- _Given task_: Below are some records; return each one exactly.

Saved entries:
++++++++
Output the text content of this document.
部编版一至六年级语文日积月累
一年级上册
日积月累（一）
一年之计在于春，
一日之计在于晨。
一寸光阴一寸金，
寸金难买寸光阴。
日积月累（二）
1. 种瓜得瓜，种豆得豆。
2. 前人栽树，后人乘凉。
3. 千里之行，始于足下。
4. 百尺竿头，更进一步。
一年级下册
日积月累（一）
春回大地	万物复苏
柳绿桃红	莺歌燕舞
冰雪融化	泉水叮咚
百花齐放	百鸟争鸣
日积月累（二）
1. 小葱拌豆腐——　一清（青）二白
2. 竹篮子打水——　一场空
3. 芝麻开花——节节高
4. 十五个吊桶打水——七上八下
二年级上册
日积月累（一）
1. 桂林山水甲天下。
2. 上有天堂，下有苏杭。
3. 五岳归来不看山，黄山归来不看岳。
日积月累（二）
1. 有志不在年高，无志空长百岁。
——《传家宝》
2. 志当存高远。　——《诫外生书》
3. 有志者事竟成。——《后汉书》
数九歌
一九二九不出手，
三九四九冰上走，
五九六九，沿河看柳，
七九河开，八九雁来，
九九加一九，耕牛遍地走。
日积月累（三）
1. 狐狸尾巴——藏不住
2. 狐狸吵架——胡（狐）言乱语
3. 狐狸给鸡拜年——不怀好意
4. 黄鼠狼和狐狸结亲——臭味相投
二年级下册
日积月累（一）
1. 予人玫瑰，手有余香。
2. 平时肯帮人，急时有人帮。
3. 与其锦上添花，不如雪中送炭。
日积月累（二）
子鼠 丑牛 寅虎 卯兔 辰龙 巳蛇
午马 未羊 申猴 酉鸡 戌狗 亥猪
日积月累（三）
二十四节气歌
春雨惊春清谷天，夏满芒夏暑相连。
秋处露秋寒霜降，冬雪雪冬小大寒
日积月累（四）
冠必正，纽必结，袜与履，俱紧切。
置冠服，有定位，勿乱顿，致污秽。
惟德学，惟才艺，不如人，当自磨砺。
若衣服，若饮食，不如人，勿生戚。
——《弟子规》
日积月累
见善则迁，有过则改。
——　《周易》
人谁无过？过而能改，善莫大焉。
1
++++++++
- _Solution to this exercise_:
Output the text content of this document.
部编版一至六年级语文日积月累
一年级上册
日积月累（一）
一年之计在于春，
一日之计在于晨。
一寸光阴一寸金，
寸金难买寸光阴。
日积月累（二）
1. 种瓜得瓜，种豆得豆。
2. 前人栽树，后人乘凉。
3. 千里之行，始于足下。
4. 百尺竿头，更进一步。
一年级下册
日积月累（一）
春回大地	万物复苏
柳绿桃红	莺歌燕舞
冰雪融化	泉水叮咚
百花齐放	百鸟争鸣
日积月累（二）
1. 小葱拌豆腐——　一清（青）二白
2. 竹篮子打水——　一场空
3. 芝麻开花——节节高
4. 十五个吊桶打水——七上八下
二年级上册
日积月累（一）
1. 桂林山水甲天下。
2. 上有天堂，下有苏杭。
3. 五岳归来不看山，黄山归来不看岳。
日积月累（二）
1. 有志不在年高，无志空长百岁。
——《传家宝》
2. 志当存高远。　——《诫外生书》
3. 有志者事竟成。——《后汉书》
数九歌
一九二九不出手，
三九四九冰上走，
五九六九，沿河看柳，
七九河开，八九雁来，
九九加一九，耕牛遍地走。
日积月累（三）
1. 狐狸尾巴——藏不住
2. 狐狸吵架——胡（狐）言乱语
3. 狐狸给鸡拜年——不怀好意
4. 黄鼠狼和狐狸结亲——臭味相投
二年级下册
日积月累（一）
1. 予人玫瑰，手有余香。
2. 平时肯帮人，急时有人帮。
3. 与其锦上添花，不如雪中送炭。
日积月累（二）
子鼠 丑牛 寅虎 卯兔 辰龙 巳蛇
午马 未羊 申猴 酉鸡 戌狗 亥猪
日积月累（三）
二十四节气歌
春雨惊春清谷天，夏满芒夏暑相连。
秋处露秋寒霜降，冬雪雪冬小大寒
日积月累（四）
冠必正，纽必结，袜与履，俱紧切。
置冠服，有定位，勿乱顿，致污秽。
惟德学，惟才艺，不如人，当自磨砺。
若衣服，若饮食，不如人，勿生戚。
——《弟子规》
日积月累
见善则迁，有过则改。
——　《周易》
人谁无过？过而能改，善莫大焉。
1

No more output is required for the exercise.